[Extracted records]
*****
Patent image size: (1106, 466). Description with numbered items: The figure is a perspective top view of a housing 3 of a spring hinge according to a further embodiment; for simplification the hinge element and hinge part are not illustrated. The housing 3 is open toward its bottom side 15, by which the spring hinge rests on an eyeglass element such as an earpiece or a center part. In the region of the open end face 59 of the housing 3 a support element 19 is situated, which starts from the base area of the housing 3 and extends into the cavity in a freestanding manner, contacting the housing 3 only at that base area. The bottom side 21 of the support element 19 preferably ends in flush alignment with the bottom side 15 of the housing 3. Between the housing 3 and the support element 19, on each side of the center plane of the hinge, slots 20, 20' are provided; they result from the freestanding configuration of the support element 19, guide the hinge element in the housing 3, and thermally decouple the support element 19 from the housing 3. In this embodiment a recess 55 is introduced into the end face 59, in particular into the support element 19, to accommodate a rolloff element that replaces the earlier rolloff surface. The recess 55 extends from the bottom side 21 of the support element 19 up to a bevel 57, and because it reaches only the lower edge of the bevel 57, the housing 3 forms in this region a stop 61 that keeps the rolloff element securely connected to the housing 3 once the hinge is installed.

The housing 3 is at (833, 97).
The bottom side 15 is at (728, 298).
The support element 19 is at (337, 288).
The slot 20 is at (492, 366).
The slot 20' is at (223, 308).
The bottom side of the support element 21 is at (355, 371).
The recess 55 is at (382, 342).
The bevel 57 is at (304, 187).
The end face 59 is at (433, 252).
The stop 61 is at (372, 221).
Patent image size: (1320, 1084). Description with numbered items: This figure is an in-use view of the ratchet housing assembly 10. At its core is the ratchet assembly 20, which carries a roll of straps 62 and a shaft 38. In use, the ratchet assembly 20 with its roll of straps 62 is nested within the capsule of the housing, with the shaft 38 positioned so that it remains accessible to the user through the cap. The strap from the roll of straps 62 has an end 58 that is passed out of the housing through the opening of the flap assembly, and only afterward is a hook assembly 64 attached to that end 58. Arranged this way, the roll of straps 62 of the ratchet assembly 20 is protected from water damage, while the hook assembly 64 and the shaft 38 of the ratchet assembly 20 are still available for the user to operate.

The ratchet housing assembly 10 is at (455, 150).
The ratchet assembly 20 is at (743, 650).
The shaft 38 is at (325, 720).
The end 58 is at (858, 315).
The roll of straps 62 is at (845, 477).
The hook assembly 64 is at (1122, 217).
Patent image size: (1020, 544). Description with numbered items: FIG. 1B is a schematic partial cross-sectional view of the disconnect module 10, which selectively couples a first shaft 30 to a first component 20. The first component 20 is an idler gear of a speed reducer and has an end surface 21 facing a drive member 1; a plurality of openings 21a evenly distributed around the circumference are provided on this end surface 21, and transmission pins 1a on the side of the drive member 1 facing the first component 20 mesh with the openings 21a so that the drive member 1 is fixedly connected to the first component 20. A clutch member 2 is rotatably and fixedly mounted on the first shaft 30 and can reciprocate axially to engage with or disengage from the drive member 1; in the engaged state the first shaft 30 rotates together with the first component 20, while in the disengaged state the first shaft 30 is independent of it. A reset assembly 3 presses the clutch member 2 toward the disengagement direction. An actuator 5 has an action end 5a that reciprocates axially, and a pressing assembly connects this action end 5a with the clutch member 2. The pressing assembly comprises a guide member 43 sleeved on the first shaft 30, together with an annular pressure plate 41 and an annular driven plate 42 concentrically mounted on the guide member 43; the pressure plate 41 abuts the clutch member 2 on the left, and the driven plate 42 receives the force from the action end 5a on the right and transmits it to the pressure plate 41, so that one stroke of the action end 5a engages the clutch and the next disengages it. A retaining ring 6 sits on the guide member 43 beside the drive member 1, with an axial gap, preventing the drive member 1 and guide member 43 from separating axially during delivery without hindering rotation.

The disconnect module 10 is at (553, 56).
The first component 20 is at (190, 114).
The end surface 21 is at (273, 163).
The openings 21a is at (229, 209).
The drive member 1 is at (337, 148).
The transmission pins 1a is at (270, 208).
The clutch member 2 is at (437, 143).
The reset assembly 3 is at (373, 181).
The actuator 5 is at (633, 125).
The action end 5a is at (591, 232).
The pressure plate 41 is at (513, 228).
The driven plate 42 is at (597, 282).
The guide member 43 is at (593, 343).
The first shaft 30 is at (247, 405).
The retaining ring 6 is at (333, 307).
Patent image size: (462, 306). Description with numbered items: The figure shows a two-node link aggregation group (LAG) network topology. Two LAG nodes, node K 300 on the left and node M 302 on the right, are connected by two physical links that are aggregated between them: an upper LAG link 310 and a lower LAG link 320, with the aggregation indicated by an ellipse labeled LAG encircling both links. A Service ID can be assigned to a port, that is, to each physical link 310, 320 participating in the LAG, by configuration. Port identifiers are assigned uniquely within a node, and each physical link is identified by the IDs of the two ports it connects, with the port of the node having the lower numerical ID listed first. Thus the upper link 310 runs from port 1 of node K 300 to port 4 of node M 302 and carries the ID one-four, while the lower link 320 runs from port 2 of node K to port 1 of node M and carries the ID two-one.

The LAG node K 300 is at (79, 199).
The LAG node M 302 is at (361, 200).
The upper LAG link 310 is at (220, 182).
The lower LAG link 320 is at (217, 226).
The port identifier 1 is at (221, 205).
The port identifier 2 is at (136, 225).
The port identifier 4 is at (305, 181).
*****
EXERCISE AIM
Substitute "center" for "core" in the listing, beginning at the line with "Patent image size: (1320, 1084)." and continuing through the line with "The roll of straps 62 is at (845, 477).". Reproduce only those lines, with everything else left unchanged.

TASK RESULT
Patent image size: (1320, 1084). Description with numbered items: This figure is an in-use view of the ratchet housing assembly 10. At its center is the ratchet assembly 20, which carries a roll of straps 62 and a shaft 38. In use, the ratchet assembly 20 with its roll of straps 62 is nested within the capsule of the housing, with the shaft 38 positioned so that it remains accessible to the user through the cap. The strap from the roll of straps 62 has an end 58 that is passed out of the housing through the opening of the flap assembly, and only afterward is a hook assembly 64 attached to that end 58. Arranged this way, the roll of straps 62 of the ratchet assembly 20 is protected from water damage, while the hook assembly 64 and the shaft 38 of the ratchet assembly 20 are still available for the user to operate.

The ratchet housing assembly 10 is at (455, 150).
The ratchet assembly 20 is at (743, 650).
The shaft 38 is at (325, 720).
The end 58 is at (858, 315).
The roll of straps 62 is at (845, 477).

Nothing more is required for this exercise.